Collection entries
+++
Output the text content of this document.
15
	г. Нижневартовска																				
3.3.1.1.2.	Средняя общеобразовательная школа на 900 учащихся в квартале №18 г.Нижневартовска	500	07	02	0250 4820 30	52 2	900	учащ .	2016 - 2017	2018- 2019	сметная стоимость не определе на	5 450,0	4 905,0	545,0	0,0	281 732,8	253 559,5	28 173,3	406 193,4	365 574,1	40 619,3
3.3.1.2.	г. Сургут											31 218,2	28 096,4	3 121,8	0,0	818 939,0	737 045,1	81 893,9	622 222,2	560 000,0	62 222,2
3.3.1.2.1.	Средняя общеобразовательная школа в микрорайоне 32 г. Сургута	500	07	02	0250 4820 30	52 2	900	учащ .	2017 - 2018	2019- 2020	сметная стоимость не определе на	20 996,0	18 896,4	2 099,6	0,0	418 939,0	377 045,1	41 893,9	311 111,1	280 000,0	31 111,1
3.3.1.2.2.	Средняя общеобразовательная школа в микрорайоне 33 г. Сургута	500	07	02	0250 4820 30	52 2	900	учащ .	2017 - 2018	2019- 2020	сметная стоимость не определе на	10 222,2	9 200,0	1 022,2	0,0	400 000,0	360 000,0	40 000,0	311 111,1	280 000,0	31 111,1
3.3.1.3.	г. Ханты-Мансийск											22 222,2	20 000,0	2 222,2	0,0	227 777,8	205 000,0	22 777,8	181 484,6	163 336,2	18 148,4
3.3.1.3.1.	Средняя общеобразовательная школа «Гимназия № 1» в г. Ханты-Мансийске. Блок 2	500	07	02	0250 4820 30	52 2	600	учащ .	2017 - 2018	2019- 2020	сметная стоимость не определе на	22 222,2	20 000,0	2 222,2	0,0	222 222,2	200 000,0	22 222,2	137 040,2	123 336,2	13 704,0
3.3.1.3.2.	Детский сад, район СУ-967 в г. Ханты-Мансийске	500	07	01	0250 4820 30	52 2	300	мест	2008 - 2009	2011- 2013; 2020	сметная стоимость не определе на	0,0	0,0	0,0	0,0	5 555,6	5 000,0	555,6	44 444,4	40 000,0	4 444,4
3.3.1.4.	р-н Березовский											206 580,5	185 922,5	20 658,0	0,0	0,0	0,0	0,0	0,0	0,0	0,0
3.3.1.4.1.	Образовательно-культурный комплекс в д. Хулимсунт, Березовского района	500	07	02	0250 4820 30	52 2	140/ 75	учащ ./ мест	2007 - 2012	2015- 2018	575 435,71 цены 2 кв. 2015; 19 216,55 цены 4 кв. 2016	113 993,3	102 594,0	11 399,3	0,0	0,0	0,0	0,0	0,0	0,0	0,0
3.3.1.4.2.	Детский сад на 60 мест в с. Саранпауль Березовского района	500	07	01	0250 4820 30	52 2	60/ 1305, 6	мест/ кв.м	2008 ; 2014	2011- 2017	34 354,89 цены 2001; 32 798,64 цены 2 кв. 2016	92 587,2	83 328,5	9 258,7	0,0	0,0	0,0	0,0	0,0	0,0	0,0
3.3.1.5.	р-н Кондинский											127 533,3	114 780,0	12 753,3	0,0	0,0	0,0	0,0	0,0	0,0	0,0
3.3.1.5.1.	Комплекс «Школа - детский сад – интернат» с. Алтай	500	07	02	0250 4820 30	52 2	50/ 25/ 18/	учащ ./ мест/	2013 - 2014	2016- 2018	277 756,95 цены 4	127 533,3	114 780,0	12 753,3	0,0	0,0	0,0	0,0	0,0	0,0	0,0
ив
+++
### STATED EXERCISE
Copy the lines from the entries above in which the word "Нижневартовска" appears.

### CORRECT RESPONSE
	г. Нижневартовска																				
3.3.1.1.2.	Средняя общеобразовательная школа на 900 учащихся в квартале №18 г.Нижневартовска	500	07	02	0250 4820 30	52 2	900	учащ .	2016 - 2017	2018- 2019	сметная стоимость не определе на	5 450,0	4 905,0	545,0	0,0	281 732,8	253 559,5	28 173,3	406 193,4	365 574,1	40 619,3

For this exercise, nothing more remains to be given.